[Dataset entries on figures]
↓

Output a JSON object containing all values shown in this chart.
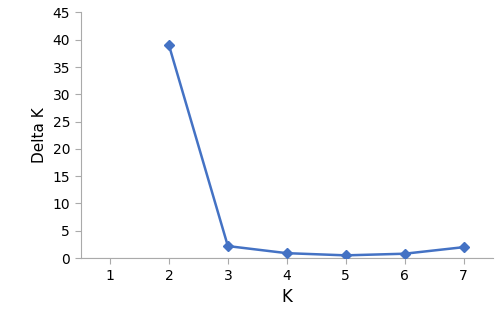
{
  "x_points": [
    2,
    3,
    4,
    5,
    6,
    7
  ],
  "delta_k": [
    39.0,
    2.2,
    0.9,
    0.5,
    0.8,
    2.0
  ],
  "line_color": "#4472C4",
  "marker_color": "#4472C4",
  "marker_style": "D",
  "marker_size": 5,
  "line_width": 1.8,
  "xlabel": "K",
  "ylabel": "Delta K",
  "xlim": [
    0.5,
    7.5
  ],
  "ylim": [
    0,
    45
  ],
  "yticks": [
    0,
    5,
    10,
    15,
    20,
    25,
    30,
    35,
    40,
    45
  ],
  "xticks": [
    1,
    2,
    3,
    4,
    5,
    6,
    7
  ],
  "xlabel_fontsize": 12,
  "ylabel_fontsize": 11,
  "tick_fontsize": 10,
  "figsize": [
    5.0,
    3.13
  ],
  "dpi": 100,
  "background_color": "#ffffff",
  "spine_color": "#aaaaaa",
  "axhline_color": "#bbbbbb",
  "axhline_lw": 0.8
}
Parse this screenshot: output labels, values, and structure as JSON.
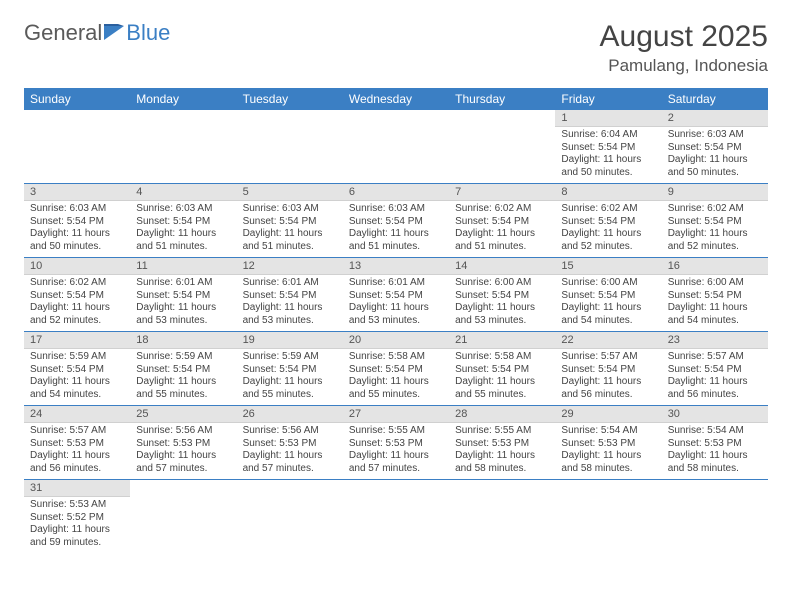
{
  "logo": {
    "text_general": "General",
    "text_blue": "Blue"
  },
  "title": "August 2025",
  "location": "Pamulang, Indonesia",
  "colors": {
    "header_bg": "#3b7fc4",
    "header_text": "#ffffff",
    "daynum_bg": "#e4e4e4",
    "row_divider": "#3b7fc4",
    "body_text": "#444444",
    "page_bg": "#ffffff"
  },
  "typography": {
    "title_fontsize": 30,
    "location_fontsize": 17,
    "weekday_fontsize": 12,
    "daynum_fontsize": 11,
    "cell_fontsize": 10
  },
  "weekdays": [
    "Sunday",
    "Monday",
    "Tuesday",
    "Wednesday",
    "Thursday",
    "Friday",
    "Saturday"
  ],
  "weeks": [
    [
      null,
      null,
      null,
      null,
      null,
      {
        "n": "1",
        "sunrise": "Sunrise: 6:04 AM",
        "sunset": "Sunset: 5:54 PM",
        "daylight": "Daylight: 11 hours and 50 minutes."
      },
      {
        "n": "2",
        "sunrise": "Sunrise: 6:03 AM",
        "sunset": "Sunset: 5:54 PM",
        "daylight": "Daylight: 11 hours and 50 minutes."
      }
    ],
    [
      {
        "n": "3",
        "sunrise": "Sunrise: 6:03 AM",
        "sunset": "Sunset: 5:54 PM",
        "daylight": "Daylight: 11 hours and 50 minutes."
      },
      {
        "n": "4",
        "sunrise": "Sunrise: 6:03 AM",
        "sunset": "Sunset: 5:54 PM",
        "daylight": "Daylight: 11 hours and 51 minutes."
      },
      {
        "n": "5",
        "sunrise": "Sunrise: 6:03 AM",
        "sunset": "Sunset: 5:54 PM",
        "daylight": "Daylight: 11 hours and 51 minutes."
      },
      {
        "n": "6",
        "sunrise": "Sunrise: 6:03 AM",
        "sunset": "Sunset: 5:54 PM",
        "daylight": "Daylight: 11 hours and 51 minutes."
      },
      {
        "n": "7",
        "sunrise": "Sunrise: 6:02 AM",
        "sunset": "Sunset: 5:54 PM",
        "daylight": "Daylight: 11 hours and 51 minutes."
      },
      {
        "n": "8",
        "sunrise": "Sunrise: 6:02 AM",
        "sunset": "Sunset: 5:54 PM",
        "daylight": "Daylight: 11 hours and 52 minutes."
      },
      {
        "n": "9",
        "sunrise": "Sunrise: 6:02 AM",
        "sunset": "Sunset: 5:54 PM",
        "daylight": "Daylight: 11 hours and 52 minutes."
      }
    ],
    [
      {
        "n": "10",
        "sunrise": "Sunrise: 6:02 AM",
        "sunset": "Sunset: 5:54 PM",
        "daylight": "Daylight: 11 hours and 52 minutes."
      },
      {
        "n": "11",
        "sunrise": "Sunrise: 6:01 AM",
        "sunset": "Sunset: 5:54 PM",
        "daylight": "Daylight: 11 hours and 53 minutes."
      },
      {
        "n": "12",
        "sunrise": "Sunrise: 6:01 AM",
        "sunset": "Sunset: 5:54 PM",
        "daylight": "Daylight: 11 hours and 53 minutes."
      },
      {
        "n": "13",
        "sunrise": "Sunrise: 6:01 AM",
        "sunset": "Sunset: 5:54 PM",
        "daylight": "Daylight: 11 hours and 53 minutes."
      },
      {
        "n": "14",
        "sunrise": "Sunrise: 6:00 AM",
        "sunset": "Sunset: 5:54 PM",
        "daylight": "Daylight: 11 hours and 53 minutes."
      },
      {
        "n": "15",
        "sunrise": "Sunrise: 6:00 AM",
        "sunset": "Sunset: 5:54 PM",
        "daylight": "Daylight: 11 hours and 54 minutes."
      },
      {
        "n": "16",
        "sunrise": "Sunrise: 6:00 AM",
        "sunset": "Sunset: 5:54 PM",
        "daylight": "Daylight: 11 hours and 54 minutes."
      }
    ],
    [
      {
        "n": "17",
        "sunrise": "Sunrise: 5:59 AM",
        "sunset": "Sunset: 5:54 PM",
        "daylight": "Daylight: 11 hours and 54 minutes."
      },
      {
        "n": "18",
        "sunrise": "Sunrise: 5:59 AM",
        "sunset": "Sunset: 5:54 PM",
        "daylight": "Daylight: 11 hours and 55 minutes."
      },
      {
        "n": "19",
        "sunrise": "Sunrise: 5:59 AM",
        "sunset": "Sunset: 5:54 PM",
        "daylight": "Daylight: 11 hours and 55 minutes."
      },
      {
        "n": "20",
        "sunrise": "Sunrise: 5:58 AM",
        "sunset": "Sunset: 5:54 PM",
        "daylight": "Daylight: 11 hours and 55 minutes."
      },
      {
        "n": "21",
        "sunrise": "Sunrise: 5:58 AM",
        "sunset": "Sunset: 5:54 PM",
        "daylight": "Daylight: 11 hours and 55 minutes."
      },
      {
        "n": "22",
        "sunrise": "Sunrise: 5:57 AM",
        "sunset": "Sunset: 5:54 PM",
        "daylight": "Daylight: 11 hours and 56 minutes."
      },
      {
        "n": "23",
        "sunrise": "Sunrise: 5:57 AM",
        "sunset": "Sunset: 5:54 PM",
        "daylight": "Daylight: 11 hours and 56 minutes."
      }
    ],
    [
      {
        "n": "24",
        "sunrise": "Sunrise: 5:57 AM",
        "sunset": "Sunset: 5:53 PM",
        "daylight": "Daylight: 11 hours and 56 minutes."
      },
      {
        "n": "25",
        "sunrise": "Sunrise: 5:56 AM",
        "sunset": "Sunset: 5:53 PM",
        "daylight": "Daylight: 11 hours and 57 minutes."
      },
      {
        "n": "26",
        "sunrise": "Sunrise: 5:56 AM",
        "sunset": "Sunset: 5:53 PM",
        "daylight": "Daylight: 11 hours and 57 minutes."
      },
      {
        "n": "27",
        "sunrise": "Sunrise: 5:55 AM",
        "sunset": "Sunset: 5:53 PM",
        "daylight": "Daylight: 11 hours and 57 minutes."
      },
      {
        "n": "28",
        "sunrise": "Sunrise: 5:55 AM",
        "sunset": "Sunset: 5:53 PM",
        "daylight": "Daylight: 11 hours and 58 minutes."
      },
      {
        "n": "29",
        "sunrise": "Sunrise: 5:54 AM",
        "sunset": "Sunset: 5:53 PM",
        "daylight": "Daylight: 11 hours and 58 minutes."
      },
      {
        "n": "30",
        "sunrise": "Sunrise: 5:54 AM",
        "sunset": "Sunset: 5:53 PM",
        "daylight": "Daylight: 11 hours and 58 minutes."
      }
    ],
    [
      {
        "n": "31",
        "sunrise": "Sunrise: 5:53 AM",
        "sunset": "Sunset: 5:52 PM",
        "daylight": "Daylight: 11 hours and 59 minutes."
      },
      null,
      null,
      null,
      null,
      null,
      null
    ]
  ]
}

↑
↓

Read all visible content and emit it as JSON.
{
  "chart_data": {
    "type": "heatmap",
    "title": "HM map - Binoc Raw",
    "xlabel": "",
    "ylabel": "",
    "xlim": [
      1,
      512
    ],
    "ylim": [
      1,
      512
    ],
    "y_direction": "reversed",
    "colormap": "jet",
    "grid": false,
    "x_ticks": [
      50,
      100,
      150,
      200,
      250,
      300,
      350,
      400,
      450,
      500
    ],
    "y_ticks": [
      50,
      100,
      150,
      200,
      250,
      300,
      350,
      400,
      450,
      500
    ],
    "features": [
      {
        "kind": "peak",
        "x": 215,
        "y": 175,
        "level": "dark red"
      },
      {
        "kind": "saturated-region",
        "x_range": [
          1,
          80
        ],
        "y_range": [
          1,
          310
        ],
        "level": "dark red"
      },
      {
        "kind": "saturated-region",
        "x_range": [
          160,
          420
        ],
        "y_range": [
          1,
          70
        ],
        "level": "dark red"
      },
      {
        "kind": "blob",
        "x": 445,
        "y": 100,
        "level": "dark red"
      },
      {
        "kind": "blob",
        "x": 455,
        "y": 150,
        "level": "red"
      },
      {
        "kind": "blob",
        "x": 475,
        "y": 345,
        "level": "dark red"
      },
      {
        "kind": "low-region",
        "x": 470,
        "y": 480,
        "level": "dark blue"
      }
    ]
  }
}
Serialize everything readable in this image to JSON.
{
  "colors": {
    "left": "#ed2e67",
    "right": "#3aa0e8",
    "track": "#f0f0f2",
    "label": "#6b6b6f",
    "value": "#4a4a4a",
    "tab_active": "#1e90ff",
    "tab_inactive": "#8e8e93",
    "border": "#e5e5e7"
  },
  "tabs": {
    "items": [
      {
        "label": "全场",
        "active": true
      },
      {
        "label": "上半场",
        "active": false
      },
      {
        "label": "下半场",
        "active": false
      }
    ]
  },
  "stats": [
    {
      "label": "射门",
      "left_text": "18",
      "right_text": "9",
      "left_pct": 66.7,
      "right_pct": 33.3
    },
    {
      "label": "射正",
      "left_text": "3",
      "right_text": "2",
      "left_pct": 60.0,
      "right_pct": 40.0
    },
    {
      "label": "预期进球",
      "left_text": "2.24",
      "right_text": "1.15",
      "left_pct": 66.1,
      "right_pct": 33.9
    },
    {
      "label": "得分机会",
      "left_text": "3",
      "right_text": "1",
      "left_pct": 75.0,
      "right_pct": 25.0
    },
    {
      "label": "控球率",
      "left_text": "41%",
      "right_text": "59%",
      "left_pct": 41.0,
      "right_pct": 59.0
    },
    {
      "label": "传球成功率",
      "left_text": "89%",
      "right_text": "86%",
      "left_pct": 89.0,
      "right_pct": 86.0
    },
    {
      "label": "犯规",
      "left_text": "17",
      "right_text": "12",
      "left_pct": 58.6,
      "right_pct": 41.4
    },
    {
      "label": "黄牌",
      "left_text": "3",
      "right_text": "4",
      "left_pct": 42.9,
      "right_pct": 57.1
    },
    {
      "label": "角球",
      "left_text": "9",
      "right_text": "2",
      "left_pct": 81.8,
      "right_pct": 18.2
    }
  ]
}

↑

_The request_: Go through the records and pull out each line that includes the word "ffffff".

_Written solution_:
  "background_color": "#ffffff",
    "header_text": "#ffffff",
    "page_bg": "#ffffff"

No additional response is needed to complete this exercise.